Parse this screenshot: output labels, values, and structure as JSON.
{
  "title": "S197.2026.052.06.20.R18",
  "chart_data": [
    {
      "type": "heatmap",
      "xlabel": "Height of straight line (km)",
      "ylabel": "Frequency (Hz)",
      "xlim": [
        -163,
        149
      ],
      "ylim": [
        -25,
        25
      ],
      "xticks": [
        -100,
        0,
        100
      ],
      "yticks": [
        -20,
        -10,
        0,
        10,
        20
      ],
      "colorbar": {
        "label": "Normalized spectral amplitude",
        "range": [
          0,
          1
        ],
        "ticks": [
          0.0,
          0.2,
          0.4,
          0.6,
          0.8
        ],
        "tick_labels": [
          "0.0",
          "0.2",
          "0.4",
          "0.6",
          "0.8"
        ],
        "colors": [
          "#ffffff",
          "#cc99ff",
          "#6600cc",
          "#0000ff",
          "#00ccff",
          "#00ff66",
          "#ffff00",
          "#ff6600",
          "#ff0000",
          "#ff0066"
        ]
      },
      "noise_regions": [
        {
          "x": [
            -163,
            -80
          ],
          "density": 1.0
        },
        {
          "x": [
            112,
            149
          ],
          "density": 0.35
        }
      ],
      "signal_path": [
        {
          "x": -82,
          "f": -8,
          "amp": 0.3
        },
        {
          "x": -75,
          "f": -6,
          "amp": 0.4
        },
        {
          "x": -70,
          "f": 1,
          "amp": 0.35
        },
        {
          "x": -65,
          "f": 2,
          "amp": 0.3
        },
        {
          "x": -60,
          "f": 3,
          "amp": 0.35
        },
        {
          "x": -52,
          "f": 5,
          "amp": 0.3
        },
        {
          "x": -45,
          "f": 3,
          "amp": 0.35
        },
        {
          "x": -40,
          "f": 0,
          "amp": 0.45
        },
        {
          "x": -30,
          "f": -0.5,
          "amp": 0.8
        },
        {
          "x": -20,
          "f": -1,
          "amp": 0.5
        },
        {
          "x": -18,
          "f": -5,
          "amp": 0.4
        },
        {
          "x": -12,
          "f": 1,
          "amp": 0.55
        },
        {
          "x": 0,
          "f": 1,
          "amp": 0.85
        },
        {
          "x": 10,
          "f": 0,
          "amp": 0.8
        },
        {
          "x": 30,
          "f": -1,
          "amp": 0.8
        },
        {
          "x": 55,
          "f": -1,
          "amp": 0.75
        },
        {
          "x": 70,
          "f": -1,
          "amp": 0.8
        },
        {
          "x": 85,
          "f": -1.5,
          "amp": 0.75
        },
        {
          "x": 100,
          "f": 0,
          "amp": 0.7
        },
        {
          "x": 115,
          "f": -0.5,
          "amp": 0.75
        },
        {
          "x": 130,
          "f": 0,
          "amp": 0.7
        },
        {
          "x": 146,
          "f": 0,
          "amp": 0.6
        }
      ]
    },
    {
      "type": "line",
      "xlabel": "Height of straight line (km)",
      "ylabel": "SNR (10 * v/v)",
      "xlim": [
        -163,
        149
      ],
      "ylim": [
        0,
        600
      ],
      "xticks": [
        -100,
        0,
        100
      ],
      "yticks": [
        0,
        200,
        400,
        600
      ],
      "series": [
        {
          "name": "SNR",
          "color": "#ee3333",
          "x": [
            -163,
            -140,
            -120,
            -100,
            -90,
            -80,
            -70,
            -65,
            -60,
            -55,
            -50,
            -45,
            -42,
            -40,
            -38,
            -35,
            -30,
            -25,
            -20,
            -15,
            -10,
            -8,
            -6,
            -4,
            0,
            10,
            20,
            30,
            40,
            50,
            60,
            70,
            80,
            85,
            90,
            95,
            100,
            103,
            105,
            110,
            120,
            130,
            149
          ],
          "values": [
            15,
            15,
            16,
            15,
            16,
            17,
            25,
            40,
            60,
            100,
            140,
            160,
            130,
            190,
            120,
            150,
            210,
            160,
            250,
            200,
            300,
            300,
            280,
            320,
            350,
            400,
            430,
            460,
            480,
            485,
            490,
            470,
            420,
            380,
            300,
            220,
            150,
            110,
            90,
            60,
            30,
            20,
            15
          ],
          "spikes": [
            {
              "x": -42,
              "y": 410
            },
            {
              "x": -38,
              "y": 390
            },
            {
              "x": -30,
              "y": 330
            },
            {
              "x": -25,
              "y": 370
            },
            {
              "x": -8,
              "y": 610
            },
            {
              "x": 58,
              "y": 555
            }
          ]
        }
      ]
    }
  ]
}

◆ ◆ ◆ ◆

**PROBLEM REQUIREMENTS**
In the listing above, how many lines include the word "ylabel"? Answer with the number and nothing more.

**SOLUTION FOR THIS TASK**
2